Passage fourni -
Il les avait connus les « dissidents héroïques » de la culture qui, quoique
bardés de diplômes, avaient passé leur temps à courber l’échine comme de
vulgaires laquais devant les maîtres « communistes » du PCR. C’est
pourquoi tout débat sur les dernières nouveautés venues de l’Ouest engendrait
toutes sortes de réserves devant des textes ou des œuvres qui se donnaient
comme nouvelles et/ou iconoclastes. Parce que sa solide culture lui permettait
de saisir immédiatement soit la creuse préciosité et le vide conceptuel, soit
tout bonnement un kitsch qui cherchait à masquer le rien, la banalité ou la
vanité derrière une vaine agitation sémantique. Oui, Codo savait débusquer le
simulacre avec une rare habileté.

Consigne écrite - Recopiez intégralement le passage fourni, sans aucune modification. Les enregistrements qui suivent proviennent d'une autre source.

Enregistrements de données -

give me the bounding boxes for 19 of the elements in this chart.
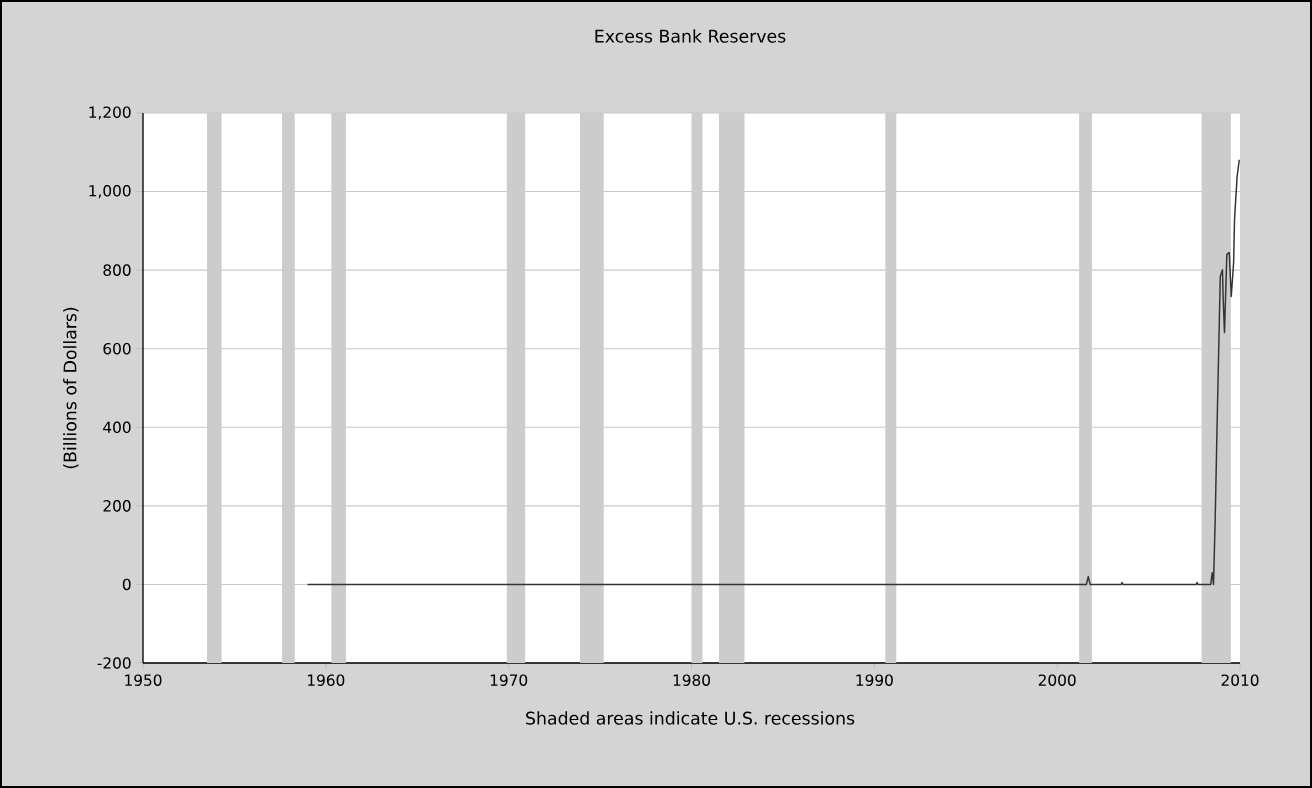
y-tick-label: -200 bbox=[97, 657, 131, 669]
text: Shaded areas indicate U.S. recessions bbox=[526, 711, 855, 725]
y-tick-label: 1,200 bbox=[89, 106, 131, 120]
x-tick-label: 1980 bbox=[673, 674, 710, 686]
chart-title: Excess Bank Reserves bbox=[595, 29, 786, 43]
x-tick-label: 1950 bbox=[125, 674, 162, 686]
x-tick-label: 1970 bbox=[490, 674, 528, 686]
x-tick-label: 1960 bbox=[308, 674, 345, 686]
y-axis-title: (Billions of Dollars) bbox=[63, 307, 79, 469]
y-tick-label: 800 bbox=[103, 264, 131, 276]
y-tick-label: 1,000 bbox=[89, 184, 131, 199]
x-tick-label: 2000 bbox=[1038, 674, 1076, 686]
y-tick-label: 400 bbox=[103, 421, 131, 434]
y-tick-label: 0 bbox=[122, 578, 131, 591]
x-tick-label: 1990 bbox=[856, 674, 893, 686]
line-series bbox=[306, 159, 1241, 586]
x-tick-label: 2010 bbox=[1221, 674, 1259, 686]
y-tick-label: 600 bbox=[103, 342, 131, 355]
y-tick-label: 200 bbox=[103, 500, 131, 512]
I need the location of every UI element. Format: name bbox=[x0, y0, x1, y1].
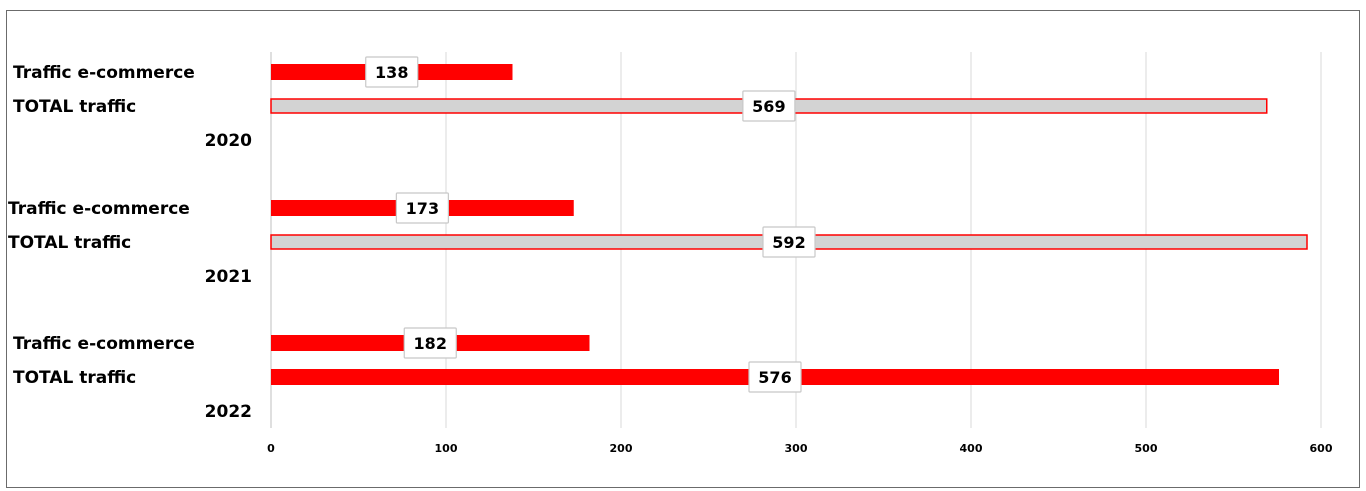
year-label: 2022 bbox=[205, 402, 252, 422]
category-label: Traffic e-commerce bbox=[8, 199, 190, 219]
data-label: 173 bbox=[406, 199, 439, 218]
x-tick-label: 0 bbox=[267, 442, 275, 455]
data-label-box bbox=[365, 56, 419, 88]
data-label: 576 bbox=[758, 368, 791, 387]
year-group-2021: Traffic e-commerce 173 TOTAL traffic 592 202… bbox=[8, 192, 1308, 287]
data-label-box bbox=[403, 327, 457, 359]
year-group-2020: Traffic e-commerce 138 TOTAL traffic 569 202… bbox=[13, 56, 1268, 151]
x-tick-label: 400 bbox=[960, 442, 983, 455]
x-tick-label: 200 bbox=[610, 442, 633, 455]
data-label-box bbox=[395, 192, 449, 224]
data-label: 592 bbox=[772, 233, 805, 252]
year-group-2022: Traffic e-commerce 182 TOTAL traffic 576 202… bbox=[13, 327, 1279, 422]
data-label-box bbox=[742, 90, 796, 122]
category-label: TOTAL traffic bbox=[13, 368, 136, 388]
x-tick-label: 500 bbox=[1135, 442, 1158, 455]
data-label: 138 bbox=[375, 63, 408, 82]
data-label: 182 bbox=[414, 334, 447, 353]
category-label: Traffic e-commerce bbox=[13, 63, 195, 83]
x-tick-label: 100 bbox=[435, 442, 458, 455]
data-label: 569 bbox=[752, 97, 785, 116]
x-tick-label: 600 bbox=[1310, 442, 1333, 455]
x-tick-label: 300 bbox=[785, 442, 808, 455]
year-label: 2020 bbox=[205, 131, 252, 151]
year-label: 2021 bbox=[205, 267, 252, 287]
category-label: TOTAL traffic bbox=[8, 233, 131, 253]
category-label: Traffic e-commerce bbox=[13, 334, 195, 354]
category-label: TOTAL traffic bbox=[13, 97, 136, 117]
data-label-box bbox=[748, 361, 802, 393]
data-label-box bbox=[762, 226, 816, 258]
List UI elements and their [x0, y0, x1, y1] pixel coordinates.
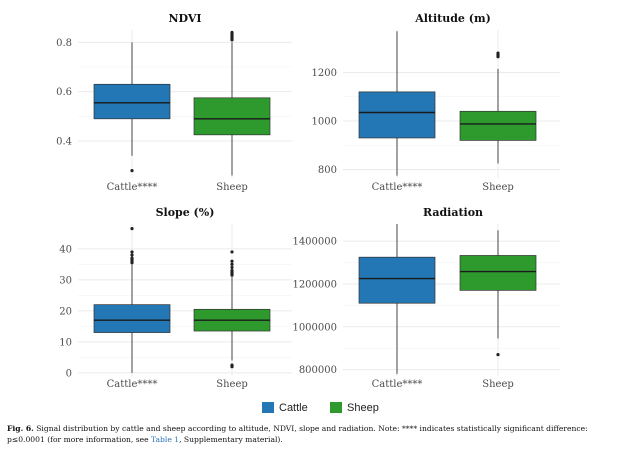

Réponse attendue -
Il les avait connus les « dissidents héroïques » de la culture qui, quoique
bardés de diplômes, avaient passé leur temps à courber l’échine comme de
vulgaires laquais devant les maîtres « communistes » du PCR. C’est
pourquoi tout débat sur les dernières nouveautés venues de l’Ouest engendrait
toutes sortes de réserves devant des textes ou des œuvres qui se donnaient
comme nouvelles et/ou iconoclastes. Parce que sa solide culture lui permettait
de saisir immédiatement soit la creuse préciosité et le vide conceptuel, soit
tout bonnement un kitsch qui cherchait à masquer le rien, la banalité ou la
vanité derrière une vaine agitation sémantique. Oui, Codo savait débusquer le
simulacre avec une rare habileté.